**Data shown:**
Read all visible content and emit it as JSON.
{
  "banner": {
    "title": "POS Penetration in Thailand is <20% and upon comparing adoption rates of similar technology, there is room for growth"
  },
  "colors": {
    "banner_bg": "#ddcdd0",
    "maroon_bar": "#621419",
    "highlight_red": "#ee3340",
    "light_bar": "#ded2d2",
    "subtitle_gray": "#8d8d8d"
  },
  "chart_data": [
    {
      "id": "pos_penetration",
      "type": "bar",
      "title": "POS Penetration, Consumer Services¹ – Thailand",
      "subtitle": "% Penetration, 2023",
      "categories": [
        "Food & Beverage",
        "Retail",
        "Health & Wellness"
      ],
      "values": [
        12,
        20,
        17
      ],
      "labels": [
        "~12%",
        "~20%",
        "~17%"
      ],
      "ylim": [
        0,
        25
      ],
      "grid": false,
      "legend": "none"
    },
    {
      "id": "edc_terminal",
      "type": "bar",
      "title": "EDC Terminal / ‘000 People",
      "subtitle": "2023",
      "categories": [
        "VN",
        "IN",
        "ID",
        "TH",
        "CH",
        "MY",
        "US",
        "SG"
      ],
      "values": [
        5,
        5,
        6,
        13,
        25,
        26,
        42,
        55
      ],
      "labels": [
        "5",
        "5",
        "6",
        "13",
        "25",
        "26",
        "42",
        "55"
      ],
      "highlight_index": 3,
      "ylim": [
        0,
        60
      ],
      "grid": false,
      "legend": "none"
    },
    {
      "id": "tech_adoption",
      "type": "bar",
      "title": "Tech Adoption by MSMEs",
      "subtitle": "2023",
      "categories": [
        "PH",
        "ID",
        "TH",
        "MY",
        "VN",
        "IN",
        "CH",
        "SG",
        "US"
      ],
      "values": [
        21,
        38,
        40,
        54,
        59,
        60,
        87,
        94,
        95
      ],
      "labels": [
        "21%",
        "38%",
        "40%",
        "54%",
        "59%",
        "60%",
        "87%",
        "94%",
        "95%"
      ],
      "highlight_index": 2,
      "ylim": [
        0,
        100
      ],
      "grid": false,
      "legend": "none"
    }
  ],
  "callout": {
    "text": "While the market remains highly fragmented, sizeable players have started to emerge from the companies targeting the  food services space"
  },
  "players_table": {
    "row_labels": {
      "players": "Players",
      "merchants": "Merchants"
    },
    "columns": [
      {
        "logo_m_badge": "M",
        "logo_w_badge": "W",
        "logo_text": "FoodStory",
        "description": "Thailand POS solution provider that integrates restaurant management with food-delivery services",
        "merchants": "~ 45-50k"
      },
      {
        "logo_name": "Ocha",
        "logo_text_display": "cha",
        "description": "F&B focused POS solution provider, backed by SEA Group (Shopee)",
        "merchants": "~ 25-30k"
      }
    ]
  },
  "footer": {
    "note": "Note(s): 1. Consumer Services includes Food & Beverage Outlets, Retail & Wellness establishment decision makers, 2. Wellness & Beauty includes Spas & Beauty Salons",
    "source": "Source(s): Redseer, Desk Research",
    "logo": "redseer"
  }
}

**Written task:** Output the entries exactly.

**Response to the task:**
Read all visible content and emit it as JSON.
{
  "banner": {
    "title": "POS Penetration in Thailand is <20% and upon comparing adoption rates of similar technology, there is room for growth"
  },
  "colors": {
    "banner_bg": "#ddcdd0",
    "maroon_bar": "#621419",
    "highlight_red": "#ee3340",
    "light_bar": "#ded2d2",
    "subtitle_gray": "#8d8d8d"
  },
  "chart_data": [
    {
      "id": "pos_penetration",
      "type": "bar",
      "title": "POS Penetration, Consumer Services¹ – Thailand",
      "subtitle": "% Penetration, 2023",
      "categories": [
        "Food & Beverage",
        "Retail",
        "Health & Wellness"
      ],
      "values": [
        12,
        20,
        17
      ],
      "labels": [
        "~12%",
        "~20%",
        "~17%"
      ],
      "ylim": [
        0,
        25
      ],
      "grid": false,
      "legend": "none"
    },
    {
      "id": "edc_terminal",
      "type": "bar",
      "title": "EDC Terminal / ‘000 People",
      "subtitle": "2023",
      "categories": [
        "VN",
        "IN",
        "ID",
        "TH",
        "CH",
        "MY",
        "US",
        "SG"
      ],
      "values": [
        5,
        5,
        6,
        13,
        25,
        26,
        42,
        55
      ],
      "labels": [
        "5",
        "5",
        "6",
        "13",
        "25",
        "26",
        "42",
        "55"
      ],
      "highlight_index": 3,
      "ylim": [
        0,
        60
      ],
      "grid": false,
      "legend": "none"
    },
    {
      "id": "tech_adoption",
      "type": "bar",
      "title": "Tech Adoption by MSMEs",
      "subtitle": "2023",
      "categories": [
        "PH",
        "ID",
        "TH",
        "MY",
        "VN",
        "IN",
        "CH",
        "SG",
        "US"
      ],
      "values": [
        21,
        38,
        40,
        54,
        59,
        60,
        87,
        94,
        95
      ],
      "labels": [
        "21%",
        "38%",
        "40%",
        "54%",
        "59%",
        "60%",
        "87%",
        "94%",
        "95%"
      ],
      "highlight_index": 2,
      "ylim": [
        0,
        100
      ],
      "grid": false,
      "legend": "none"
    }
  ],
  "callout": {
    "text": "While the market remains highly fragmented, sizeable players have started to emerge from the companies targeting the  food services space"
  },
  "players_table": {
    "row_labels": {
      "players": "Players",
      "merchants": "Merchants"
    },
    "columns": [
      {
        "logo_m_badge": "M",
        "logo_w_badge": "W",
        "logo_text": "FoodStory",
        "description": "Thailand POS solution provider that integrates restaurant management with food-delivery services",
        "merchants": "~ 45-50k"
      },
      {
        "logo_name": "Ocha",
        "logo_text_display": "cha",
        "description": "F&B focused POS solution provider, backed by SEA Group (Shopee)",
        "merchants": "~ 25-30k"
      }
    ]
  },
  "footer": {
    "note": "Note(s): 1. Consumer Services includes Food & Beverage Outlets, Retail & Wellness establishment decision makers, 2. Wellness & Beauty includes Spas & Beauty Salons",
    "source": "Source(s): Redseer, Desk Research",
    "logo": "redseer"
  }
}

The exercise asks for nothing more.